Make an exact copy of all the entries, with the pictures left out.

+++

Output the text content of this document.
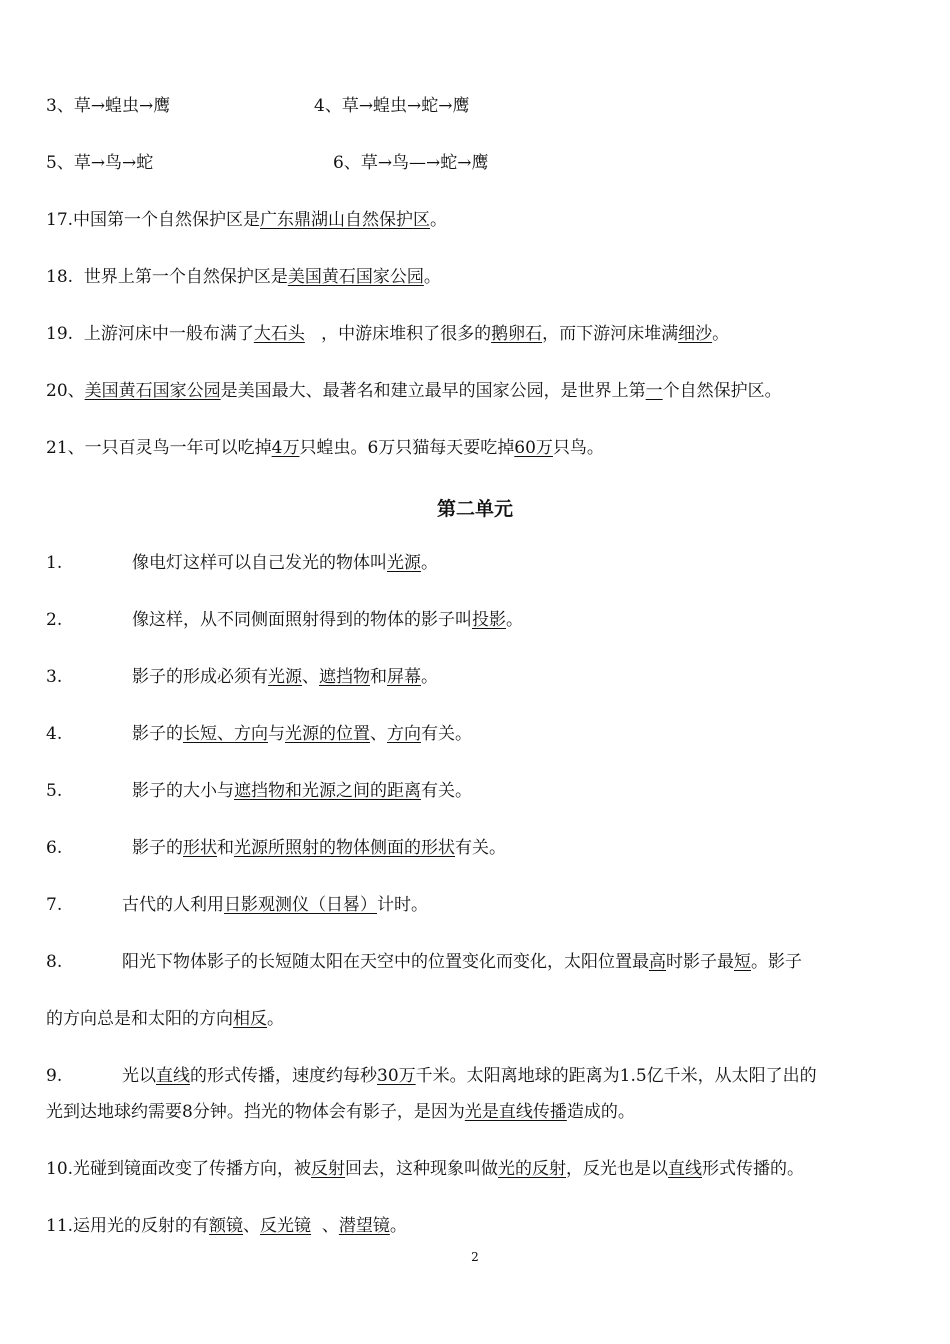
3、草→蝗虫→鹰	4、草→蝗虫→蛇→鹰
5、草→鸟→蛇	6、草→鸟—→蛇→鹰
17.中国第一个自然保护区是广东鼎湖山自然保护区。
18. 世界上第一个自然保护区是美国黄石国家公园。
19. 上游河床中一般布满了大石头 ，中游床堆积了很多的鹅卵石，而下游河床堆满细沙。
20、美国黄石国家公园是美国最大、最著名和建立最早的国家公园，是世界上第一个自然保护区。
21、一只百灵鸟一年可以吃掉4万只蝗虫。6万只猫每天要吃掉60万只鸟。
第二单元
1.	像电灯这样可以自己发光的物体叫光源。
2.	像这样，从不同侧面照射得到的物体的影子叫投影。
3.	影子的形成必须有光源、遮挡物和屏幕。
4.	影子的长短、方向与光源的位置、方向有关。
5.	影子的大小与遮挡物和光源之间的距离有关。
6.	影子的形状和光源所照射的物体侧面的形状有关。
7.	古代的人利用日影观测仪（日晷）计时。
8.	阳光下物体影子的长短随太阳在天空中的位置变化而变化，太阳位置最高时影子最短。影子
的方向总是和太阳的方向相反。
9.	光以直线的形式传播，速度约每秒30万千米。太阳离地球的距离为1.5亿千米，从太阳了出的
光到达地球约需要8分钟。挡光的物体会有影子，是因为光是直线传播造成的。
10.光碰到镜面改变了传播方向，被反射回去，这种现象叫做光的反射，反光也是以直线形式传播的。
11.运用光的反射的有额镜、反光镜 、潜望镜。
2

+++

### Full output
Output the text content of this document.
3、草→蝗虫→鹰	4、草→蝗虫→蛇→鹰
5、草→鸟→蛇	6、草→鸟—→蛇→鹰
17.中国第一个自然保护区是广东鼎湖山自然保护区。
18. 世界上第一个自然保护区是美国黄石国家公园。
19. 上游河床中一般布满了大石头 ，中游床堆积了很多的鹅卵石，而下游河床堆满细沙。
20、美国黄石国家公园是美国最大、最著名和建立最早的国家公园，是世界上第一个自然保护区。
21、一只百灵鸟一年可以吃掉4万只蝗虫。6万只猫每天要吃掉60万只鸟。
第二单元
1.	像电灯这样可以自己发光的物体叫光源。
2.	像这样，从不同侧面照射得到的物体的影子叫投影。
3.	影子的形成必须有光源、遮挡物和屏幕。
4.	影子的长短、方向与光源的位置、方向有关。
5.	影子的大小与遮挡物和光源之间的距离有关。
6.	影子的形状和光源所照射的物体侧面的形状有关。
7.	古代的人利用日影观测仪（日晷）计时。
8.	阳光下物体影子的长短随太阳在天空中的位置变化而变化，太阳位置最高时影子最短。影子
的方向总是和太阳的方向相反。
9.	光以直线的形式传播，速度约每秒30万千米。太阳离地球的距离为1.5亿千米，从太阳了出的
光到达地球约需要8分钟。挡光的物体会有影子，是因为光是直线传播造成的。
10.光碰到镜面改变了传播方向，被反射回去，这种现象叫做光的反射，反光也是以直线形式传播的。
11.运用光的反射的有额镜、反光镜 、潜望镜。
2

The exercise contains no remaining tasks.